**To-do list**
a – Copy the wind-energy cost passage word for word, starting at "To derive estimates" and ending at "or $40/MWh, at 8.5m/s.".
b – Write what follows the final sentence of the passage on wind-power costs, keeping its subject and technical tone.

**Supplied passage**

-.-.-

Our analysis of key data and figures from a number of reliable sources also demonstrates that wind continues to improve its competitive advantage over fossil fuels and other renewables.
The competitive position of onshore wind continued to improve during 2014-15 as construction costs carried on falling. Fossil-fuel prices were generally unchanged from the previous year; any small reductions being offset by slightly higher thermal-plant construction costs, so the cost-of-energy targets - based on the generation costs from coal and gas - are much the same. Wind's other principal competitor is nuclear, and in this respect prices under the UK's contracts-for-difference regime confirmed that new onshore wind is cheaper than new nuclear.
Offshore wind generation costs are still roughly double those of onshore's, but encouraging data from projects due to come online in the next few years suggest the trend of rising installed costs may have halted. The first commercial project on floating foundations was announced in 2015 (Hywind Scotland), providing the potential to access a larger resource that includes high-wind-speed regions in deep water.
Cheaper turbine and installation costs
Onshore turbine prices and project costs have both dropped by about 25% from their peak in 2008 to 2014. The Lawrence Berkeley National Laboratory rated turbine average price in 2014 at $1,150/kW ($1.15m/MW). The latest financial reports from two of the major European manufacturers suggests that prices into 2015 continued to follow this downward trend to $1,070/kW ($1.07m/MW). The fall in wind-turbine prices obviously has a knock-on effect on installed costs.
A median installed cost for onshore wind of $1,700/kW has been assumed for the detailed analysis, slightly below the level in the Berkeley Laboratory report. The lower bound cost has been taken as $1,200/kW, quoted in the International Energy Agency (IEA) report (reviewed in WindEconomics, November 2015), which is $100/kW below the previous year's value. The upper bound cost is harder to specify as projects built at very high costs can always be identified somewhere, although they are usually either small or in remote regions, or both. A symmetrical distribution about the mean, or average, costs indicates $2,200/kW would cover the values in most high-cost locations.
The median price of offshore wind had been drifting upwards for some years. For 2015, however, there are encouraging signs that the trend may be downwards. A September 2015 report from the National Renewable Energy Laboratory in the US, 2014-15 Offshore Wind Technologies Market Report, tracks the costs of numerous projects in Europe, the US and elsewhere, and the capacity-weighted data, taking into account project sizes (see graph, below) indicates that the average cost in 2015 was slightly less than in 2014.
Last year, the median cost was assumed to be around $5,000/kW, and the latest analysis suggests this figure should stand. But the lower bound cost, taking into account prices of projects that have been announced and will be commissioned up to 2020, can be set at $4,000/kW - $500/kW below last year's value. Both the upper ($6,000/kW) and lower bounds take into account data from the US report and the IEA analysis.
To derive estimates of the generation cost of energy, expenses for operation and maintenance (O&M) need to be taken into account. Drawing on data from several sources, the median O&M cost for onshore wind has been taken as $50/kW a year, which translates to $19/MWh at a wind speed of 7.5m/s. That is higher than the IEA's range of $35-47/kW a year quoted in last year's report. But the median O&M figure for offshore wind has fallen significantly - from over $170/kW a year to $130/kW a year, or $40/MWh, at 8.5m/s.

-.-.-

**Data block**

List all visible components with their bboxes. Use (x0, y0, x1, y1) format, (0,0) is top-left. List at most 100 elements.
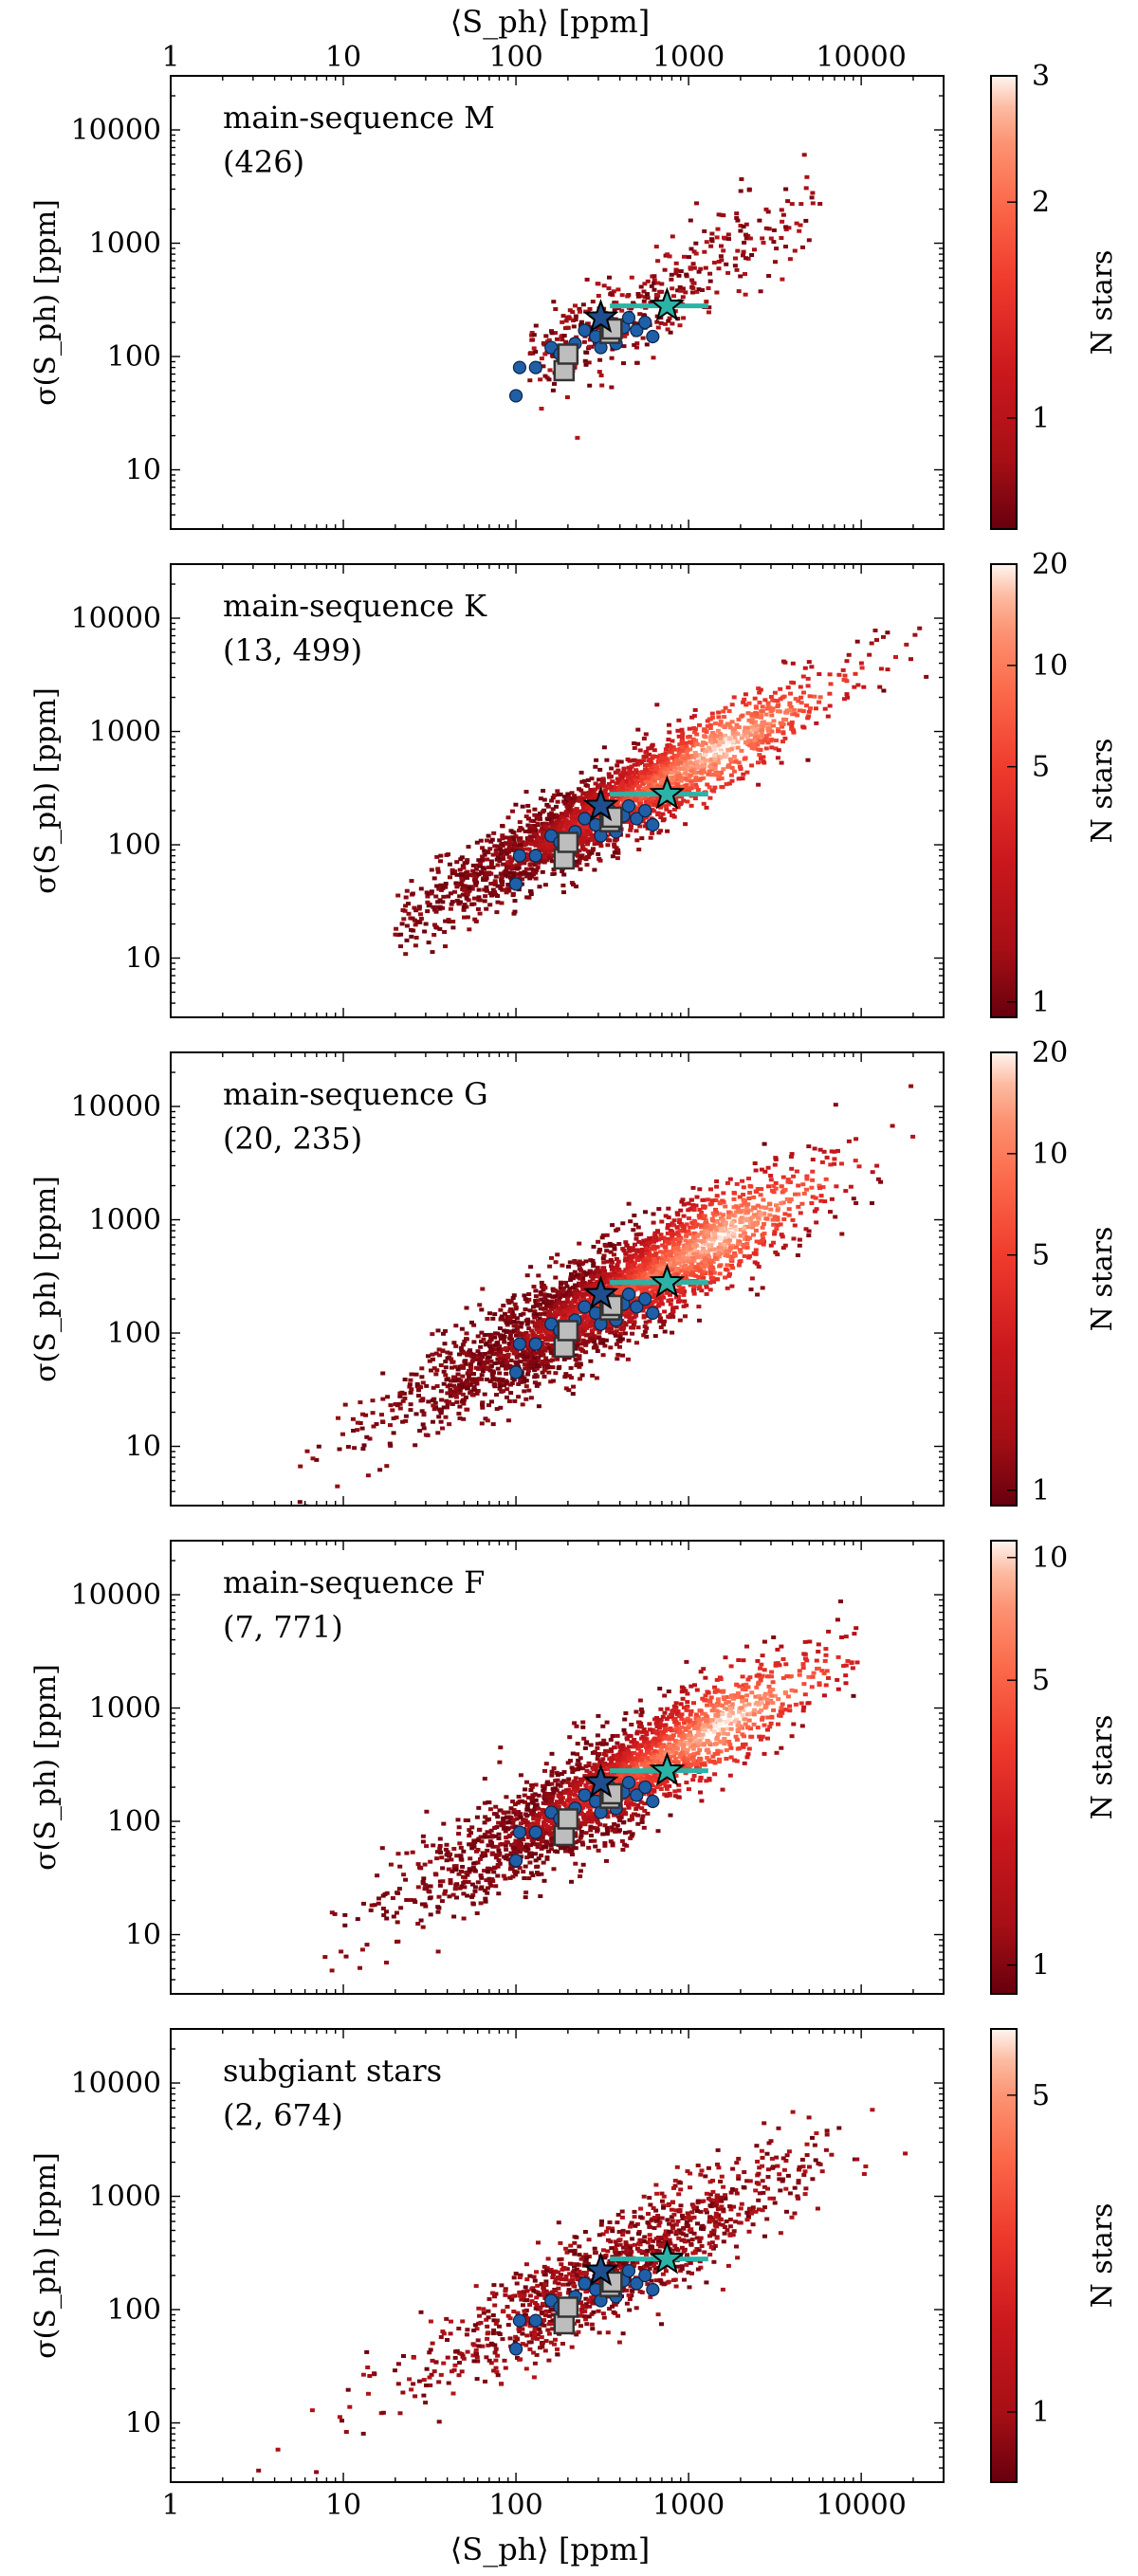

-.-.-

**Final results**
a –
To derive estimates of the generation cost of energy, expenses for operation and maintenance (O&M) need to be taken into account. Drawing on data from several sources, the median O&M cost for onshore wind has been taken as $50/kW a year, which translates to $19/MWh at a wind speed of 7.5m/s. That is higher than the IEA's range of $35-47/kW a year quoted in last year's report. But the median O&M figure for offshore wind has fallen significantly - from over $170/kW a year to $130/kW a year, or $40/MWh, at 8.5m/s.

b –
At the median installed cost, and with an 8% interest rate and 20-year life, the generation cost of onshore wind is around $135/MWh at 6m/s, falling to $78/MWh at 8m/s. There are relatively few sites with higher wind speeds, and projects in such locations would be more likely to have installation costs near the upper bound of $2,200/kW. At this level, and a 9m/s wind speed, the generation cost is around $82/MWh. At the lower bound of installed cost of $1,200/kW, generation costs are $98/MWh at 6m/s, falling to $57/MWh at 8m/s.
Installed costs and wind speeds vary widely, so it is difficult to pick a single figure to quantify generation costs. However, onshore costs have moved down a little and, at the lower bound of installed costs and a wind speed of 7.5m/s, it works out at around $64/MWh. The comparable figure from last year was $66/MWh, indicating a slight fall. The wind speed of 7.5m/s is good, but not exceptional, onshore.
Offshore wind generation costs are significantly more expensive, but a downward trend is again discernible. At the median installed cost of $5,000/kW and a 9m/s wind speed, generation costs are just under $192/MWh. Higher wind speeds are found further offshore, but the installed and O&M costs are likely to be greater. With a 10m/s wind speed, at the upper bound installed cost of $6,000/kW, generation cost is around $194/MWh. At the lower end of installed costs of $4,000/kW, costs really start to tumble — from $200/MWh at 7.5m/s to $150/MWh at 9m/s.
There have been no major changes in the generating costs from wind's main competitors in the past year. Coal and gas prices fell slightly, but the construction costs of power stations rose, affecting generation costs. There is still very little clarity over the costs of nuclear generation. A final investment decision has yet to be taken on a proposed UK power station, whose contract price of £94/MWh ($144/MWh) remains a benchmark.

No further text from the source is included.